[Excerpt from a dataset]
++++++++

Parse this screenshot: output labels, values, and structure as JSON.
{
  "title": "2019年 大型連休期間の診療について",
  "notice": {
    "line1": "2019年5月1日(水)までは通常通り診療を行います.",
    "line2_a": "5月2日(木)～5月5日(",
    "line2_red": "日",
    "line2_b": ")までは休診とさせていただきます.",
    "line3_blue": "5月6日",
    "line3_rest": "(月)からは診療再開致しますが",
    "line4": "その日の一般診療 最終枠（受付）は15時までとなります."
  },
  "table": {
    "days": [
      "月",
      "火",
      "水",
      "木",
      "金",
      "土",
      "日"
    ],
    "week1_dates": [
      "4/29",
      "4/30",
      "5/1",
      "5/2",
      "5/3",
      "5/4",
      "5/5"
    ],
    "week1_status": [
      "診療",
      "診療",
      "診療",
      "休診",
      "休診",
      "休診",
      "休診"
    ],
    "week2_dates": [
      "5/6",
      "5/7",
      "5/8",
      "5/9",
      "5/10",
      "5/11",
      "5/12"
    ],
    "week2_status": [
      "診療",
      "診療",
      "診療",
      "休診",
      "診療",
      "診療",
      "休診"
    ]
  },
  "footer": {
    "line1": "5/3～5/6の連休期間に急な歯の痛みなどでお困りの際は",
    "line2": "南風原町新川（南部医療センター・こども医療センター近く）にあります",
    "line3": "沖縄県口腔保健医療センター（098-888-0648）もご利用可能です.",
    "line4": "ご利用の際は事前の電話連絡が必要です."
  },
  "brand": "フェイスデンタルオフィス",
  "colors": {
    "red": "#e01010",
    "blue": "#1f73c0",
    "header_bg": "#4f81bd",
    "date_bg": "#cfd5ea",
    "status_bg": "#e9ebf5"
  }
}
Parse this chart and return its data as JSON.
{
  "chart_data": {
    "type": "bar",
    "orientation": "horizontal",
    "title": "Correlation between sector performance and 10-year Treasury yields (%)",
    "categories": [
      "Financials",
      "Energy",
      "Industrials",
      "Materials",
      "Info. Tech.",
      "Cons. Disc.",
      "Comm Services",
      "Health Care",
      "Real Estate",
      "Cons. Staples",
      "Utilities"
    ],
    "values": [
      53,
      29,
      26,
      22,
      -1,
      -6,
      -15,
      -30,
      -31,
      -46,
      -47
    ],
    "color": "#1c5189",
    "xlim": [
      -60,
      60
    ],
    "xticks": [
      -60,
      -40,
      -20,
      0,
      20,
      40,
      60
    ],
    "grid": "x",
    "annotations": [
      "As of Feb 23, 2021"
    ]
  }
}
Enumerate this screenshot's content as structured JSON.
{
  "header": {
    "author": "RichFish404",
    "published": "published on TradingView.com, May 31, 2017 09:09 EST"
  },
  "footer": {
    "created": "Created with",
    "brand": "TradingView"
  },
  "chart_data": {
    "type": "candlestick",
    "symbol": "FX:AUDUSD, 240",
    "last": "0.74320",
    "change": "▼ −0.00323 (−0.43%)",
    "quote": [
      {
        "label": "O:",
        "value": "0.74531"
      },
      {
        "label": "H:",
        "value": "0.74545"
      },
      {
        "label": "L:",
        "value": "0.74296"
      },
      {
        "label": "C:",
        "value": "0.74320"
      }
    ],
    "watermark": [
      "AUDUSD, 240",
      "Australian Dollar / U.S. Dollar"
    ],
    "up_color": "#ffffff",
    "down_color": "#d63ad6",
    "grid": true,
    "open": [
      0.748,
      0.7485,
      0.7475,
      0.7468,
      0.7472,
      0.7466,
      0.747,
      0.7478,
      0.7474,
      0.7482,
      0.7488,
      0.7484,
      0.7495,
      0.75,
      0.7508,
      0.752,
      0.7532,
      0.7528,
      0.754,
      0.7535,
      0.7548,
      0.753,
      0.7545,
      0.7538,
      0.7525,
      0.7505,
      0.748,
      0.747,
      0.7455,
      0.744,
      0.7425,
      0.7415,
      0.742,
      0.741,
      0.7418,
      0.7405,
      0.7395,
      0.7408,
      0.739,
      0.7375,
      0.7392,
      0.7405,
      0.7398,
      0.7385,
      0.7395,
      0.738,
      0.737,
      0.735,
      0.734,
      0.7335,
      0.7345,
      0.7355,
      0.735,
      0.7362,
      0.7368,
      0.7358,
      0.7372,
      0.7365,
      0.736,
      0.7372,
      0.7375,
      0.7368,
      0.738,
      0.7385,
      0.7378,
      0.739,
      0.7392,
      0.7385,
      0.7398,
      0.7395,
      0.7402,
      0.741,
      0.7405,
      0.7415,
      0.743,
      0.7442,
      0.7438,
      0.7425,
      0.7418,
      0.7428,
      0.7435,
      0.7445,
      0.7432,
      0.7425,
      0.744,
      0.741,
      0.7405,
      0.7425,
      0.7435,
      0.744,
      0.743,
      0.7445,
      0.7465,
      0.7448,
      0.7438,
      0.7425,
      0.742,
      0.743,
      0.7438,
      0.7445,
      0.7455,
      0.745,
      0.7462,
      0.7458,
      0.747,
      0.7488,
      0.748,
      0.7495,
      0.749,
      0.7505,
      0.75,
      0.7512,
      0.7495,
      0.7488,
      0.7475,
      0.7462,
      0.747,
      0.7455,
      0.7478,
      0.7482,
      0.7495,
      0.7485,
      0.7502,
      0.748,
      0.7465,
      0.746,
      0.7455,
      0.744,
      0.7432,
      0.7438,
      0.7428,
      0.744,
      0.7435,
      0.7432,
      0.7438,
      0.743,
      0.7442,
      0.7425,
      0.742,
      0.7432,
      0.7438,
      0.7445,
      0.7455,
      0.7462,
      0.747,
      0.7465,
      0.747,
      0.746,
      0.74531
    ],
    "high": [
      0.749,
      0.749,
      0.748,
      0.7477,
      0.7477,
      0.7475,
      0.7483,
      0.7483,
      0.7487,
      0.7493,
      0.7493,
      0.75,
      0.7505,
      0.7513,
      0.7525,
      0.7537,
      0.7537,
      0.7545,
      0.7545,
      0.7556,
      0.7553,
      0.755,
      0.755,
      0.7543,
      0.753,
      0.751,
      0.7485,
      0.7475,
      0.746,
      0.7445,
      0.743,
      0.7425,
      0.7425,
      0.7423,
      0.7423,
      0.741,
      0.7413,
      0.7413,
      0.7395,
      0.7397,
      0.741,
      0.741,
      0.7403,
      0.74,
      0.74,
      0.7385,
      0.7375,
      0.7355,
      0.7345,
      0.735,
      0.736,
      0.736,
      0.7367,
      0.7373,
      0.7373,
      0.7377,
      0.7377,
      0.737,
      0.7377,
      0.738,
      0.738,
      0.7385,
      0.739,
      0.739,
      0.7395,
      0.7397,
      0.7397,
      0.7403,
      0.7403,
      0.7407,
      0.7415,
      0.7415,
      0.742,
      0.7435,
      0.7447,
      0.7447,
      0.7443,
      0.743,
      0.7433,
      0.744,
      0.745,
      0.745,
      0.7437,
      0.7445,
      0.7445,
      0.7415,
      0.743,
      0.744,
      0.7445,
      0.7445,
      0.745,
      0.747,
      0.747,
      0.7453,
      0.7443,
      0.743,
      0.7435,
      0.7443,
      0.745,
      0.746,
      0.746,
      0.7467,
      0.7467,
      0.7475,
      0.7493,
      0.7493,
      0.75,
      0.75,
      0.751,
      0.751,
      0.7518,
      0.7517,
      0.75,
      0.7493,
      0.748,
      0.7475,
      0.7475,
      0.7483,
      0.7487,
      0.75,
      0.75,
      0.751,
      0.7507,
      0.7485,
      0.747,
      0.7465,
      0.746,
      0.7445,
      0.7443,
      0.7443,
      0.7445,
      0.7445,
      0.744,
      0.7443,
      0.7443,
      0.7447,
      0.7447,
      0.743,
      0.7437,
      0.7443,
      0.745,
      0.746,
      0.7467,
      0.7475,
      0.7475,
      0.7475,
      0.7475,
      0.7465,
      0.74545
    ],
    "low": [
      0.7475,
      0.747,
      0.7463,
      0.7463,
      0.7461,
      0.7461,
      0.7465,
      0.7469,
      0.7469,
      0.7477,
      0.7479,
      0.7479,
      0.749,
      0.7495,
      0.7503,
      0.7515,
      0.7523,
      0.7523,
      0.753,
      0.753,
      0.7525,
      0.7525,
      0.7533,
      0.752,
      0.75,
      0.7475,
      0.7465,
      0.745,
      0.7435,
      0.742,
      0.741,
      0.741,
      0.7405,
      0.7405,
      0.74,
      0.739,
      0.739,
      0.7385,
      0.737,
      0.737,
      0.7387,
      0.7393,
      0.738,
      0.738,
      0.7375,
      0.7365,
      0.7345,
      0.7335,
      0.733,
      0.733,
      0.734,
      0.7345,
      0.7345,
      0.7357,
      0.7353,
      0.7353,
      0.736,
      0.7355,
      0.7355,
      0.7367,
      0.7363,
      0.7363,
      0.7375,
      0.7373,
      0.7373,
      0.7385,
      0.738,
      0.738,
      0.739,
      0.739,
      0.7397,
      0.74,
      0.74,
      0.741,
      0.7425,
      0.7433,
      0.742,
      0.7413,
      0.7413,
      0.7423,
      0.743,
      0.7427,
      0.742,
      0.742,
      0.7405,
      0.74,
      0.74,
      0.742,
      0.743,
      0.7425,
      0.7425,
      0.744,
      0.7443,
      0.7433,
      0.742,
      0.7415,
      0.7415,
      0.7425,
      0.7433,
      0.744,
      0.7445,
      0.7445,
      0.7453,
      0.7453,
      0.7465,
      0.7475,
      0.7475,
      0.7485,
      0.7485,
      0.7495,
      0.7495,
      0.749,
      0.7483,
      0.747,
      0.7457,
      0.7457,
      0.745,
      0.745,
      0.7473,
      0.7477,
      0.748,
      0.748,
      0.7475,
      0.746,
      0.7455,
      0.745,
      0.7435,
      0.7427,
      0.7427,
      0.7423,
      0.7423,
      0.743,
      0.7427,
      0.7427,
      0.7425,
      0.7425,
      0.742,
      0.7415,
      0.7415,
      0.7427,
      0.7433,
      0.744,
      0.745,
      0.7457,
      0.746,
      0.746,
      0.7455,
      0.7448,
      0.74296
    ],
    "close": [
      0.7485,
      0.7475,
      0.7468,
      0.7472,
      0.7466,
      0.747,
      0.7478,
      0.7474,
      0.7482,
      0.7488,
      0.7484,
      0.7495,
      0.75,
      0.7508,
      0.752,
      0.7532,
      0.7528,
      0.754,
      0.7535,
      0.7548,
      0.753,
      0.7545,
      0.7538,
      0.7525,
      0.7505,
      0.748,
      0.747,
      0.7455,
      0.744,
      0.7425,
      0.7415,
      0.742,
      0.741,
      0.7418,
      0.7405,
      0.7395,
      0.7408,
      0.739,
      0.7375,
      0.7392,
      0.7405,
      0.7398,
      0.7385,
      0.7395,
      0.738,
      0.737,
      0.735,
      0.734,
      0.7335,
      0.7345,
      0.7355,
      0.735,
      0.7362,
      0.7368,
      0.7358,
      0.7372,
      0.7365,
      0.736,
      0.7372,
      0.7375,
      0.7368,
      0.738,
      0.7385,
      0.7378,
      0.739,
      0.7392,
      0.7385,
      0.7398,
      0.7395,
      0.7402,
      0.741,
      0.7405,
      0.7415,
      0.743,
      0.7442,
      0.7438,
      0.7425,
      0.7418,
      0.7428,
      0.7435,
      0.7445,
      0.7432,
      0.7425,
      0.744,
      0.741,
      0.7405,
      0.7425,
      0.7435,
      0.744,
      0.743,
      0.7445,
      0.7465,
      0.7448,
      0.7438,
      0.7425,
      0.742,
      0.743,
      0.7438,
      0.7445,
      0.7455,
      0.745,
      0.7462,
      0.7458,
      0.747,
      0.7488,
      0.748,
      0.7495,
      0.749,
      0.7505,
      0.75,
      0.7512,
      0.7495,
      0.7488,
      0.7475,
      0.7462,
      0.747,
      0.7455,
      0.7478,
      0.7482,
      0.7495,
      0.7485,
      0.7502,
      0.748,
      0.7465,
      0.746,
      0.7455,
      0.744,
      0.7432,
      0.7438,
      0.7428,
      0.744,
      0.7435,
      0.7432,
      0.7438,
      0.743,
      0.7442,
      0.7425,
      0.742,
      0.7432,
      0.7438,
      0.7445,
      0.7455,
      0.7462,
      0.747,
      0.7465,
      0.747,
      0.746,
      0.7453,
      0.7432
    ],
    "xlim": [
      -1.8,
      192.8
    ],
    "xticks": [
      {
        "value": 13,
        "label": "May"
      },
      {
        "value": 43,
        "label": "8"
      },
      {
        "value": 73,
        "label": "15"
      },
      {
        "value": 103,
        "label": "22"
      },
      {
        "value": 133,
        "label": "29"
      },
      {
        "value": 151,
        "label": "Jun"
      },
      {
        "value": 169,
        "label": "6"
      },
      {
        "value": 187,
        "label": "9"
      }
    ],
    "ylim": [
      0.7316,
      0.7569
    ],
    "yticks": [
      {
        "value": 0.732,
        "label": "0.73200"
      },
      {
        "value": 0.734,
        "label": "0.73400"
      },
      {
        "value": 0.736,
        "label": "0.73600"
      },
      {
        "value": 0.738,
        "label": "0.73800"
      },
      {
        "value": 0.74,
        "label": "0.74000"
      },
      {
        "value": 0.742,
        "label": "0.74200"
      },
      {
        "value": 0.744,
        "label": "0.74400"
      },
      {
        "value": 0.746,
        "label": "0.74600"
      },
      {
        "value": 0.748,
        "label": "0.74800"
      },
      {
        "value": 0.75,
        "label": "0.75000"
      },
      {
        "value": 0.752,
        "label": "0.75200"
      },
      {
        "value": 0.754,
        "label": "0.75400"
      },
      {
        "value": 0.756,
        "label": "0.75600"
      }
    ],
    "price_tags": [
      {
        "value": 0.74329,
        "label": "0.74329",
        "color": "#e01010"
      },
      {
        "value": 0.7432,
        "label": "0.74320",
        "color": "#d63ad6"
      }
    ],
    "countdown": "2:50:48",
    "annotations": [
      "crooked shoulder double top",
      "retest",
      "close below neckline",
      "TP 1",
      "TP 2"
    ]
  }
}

++++++++

__PROBLEM STATEMENT__
Tally every line of the data that holds the word "brand" and write the count alone.

__TASK ANSWER__
2